**Objectif 1**
Mettez à jour le passage de l'interview allant de « Manga Interview de » à « peu d’exorcisme ? », en y remplaçant « Tsuyoshi Takaki » par « M. Takaki ».

**Texte fourni**
==================================================

Manga Interview de Tsuyoshi Takaki, l'auteur de Black Torch et Heart Gear
A l’occasion de Japan Expo, les éditions Ki-oon avaient l’honneur d’accueillir Tsuyoshi Takaki, jeune mangaka s’étant fait connaître avec le récit d’action Black Torch où il bluffait visuellement, et qui s’apprête à revenir avec sa nouvelle œuvre, Heart Gear, un récit de SF post-apocalyptique nous faisant suivre le voyage d’une fillette et d’un robot. C’est à l’occasion du salon parisien que nous avons pu rencontrer cet artiste bavard et souriant, le temps d’une interview dont nous vous proposons aujourd’hui le compte-rendu.
Tsuyoshi Takaki, merci d’avoir accepté cette interview. Commençons par revenir sur Black Torch avec une première question simple : comment vous est venu le concept de la série ? Cette idée de mélanger des ninjas modernes avec des démons et un peu d’exorcisme ?

==================================================

**Liste fournie**
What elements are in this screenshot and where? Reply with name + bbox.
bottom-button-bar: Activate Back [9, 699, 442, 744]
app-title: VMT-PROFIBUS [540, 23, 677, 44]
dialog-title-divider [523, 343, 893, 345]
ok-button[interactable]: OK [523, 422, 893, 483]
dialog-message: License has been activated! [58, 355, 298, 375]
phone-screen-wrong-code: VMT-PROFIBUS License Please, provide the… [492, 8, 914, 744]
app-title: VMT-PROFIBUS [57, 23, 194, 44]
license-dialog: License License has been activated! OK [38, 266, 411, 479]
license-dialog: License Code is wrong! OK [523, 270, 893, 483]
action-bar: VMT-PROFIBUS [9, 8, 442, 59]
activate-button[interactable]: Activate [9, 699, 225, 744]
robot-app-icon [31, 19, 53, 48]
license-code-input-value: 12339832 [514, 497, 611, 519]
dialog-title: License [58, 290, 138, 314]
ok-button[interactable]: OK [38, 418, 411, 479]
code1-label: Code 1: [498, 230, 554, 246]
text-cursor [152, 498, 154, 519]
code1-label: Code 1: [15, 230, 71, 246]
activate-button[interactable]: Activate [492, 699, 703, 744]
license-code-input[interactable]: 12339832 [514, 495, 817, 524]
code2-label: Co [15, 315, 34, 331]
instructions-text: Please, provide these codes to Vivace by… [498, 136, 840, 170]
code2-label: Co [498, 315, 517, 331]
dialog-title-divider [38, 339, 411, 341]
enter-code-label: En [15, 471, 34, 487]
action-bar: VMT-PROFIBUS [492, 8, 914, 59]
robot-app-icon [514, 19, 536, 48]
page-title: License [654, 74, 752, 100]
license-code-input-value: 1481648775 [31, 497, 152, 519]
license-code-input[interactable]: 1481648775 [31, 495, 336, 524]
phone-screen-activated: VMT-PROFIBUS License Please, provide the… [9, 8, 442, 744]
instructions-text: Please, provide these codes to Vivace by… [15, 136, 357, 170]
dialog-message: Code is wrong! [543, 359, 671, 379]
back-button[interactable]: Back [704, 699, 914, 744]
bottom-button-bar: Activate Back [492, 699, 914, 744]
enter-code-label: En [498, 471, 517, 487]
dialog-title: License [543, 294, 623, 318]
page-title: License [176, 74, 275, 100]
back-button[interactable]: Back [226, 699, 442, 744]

==================================================

**Objectif 2**
Mettez en forme, en tableau Markdown à deux colonnes Numéro et Ligne, les lignes de la liste depuis son début jusqu'à la ligne contenant « text-cursor [152, 498, 154, 519] », sans les lignes vides.

**Résultat attendu 1**
Manga Interview de M. Takaki, l'auteur de Black Torch et Heart Gear
A l’occasion de Japan Expo, les éditions Ki-oon avaient l’honneur d’accueillir M. Takaki, jeune mangaka s’étant fait connaître avec le récit d’action Black Torch où il bluffait visuellement, et qui s’apprête à revenir avec sa nouvelle œuvre, Heart Gear, un récit de SF post-apocalyptique nous faisant suivre le voyage d’une fillette et d’un robot. C’est à l’occasion du salon parisien que nous avons pu rencontrer cet artiste bavard et souriant, le temps d’une interview dont nous vous proposons aujourd’hui le compte-rendu.
M. Takaki, merci d’avoir accepté cette interview. Commençons par revenir sur Black Torch avec une première question simple : comment vous est venu le concept de la série ? Cette idée de mélanger des ninjas modernes avec des démons et un peu d’exorcisme ?

**Résultat attendu 2**
| Numéro | Ligne |
|---|---|
| 1 | What elements are in this screenshot and where? Reply with name + bbox. |
| 2 | bottom-button-bar: Activate Back [9, 699, 442, 744] |
| 3 | app-title: VMT-PROFIBUS [540, 23, 677, 44] |
| 4 | dialog-title-divider [523, 343, 893, 345] |
| 5 | ok-button[interactable]: OK [523, 422, 893, 483] |
| 6 | dialog-message: License has been activated! [58, 355, 298, 375] |
| 7 | phone-screen-wrong-code: VMT-PROFIBUS License Please, provide the… [492, 8, 914, 744] |
| 8 | app-title: VMT-PROFIBUS [57, 23, 194, 44] |
| 9 | license-dialog: License License has been activated! OK [38, 266, 411, 479] |
| 10 | license-dialog: License Code is wrong! OK [523, 270, 893, 483] |
| 11 | action-bar: VMT-PROFIBUS [9, 8, 442, 59] |
| 12 | activate-button[interactable]: Activate [9, 699, 225, 744] |
| 13 | robot-app-icon [31, 19, 53, 48] |
| 14 | license-code-input-value: 12339832 [514, 497, 611, 519] |
| 15 | dialog-title: License [58, 290, 138, 314] |
| 16 | ok-button[interactable]: OK [38, 418, 411, 479] |
| 17 | code1-label: Code 1: [498, 230, 554, 246] |
| 18 | text-cursor [152, 498, 154, 519] |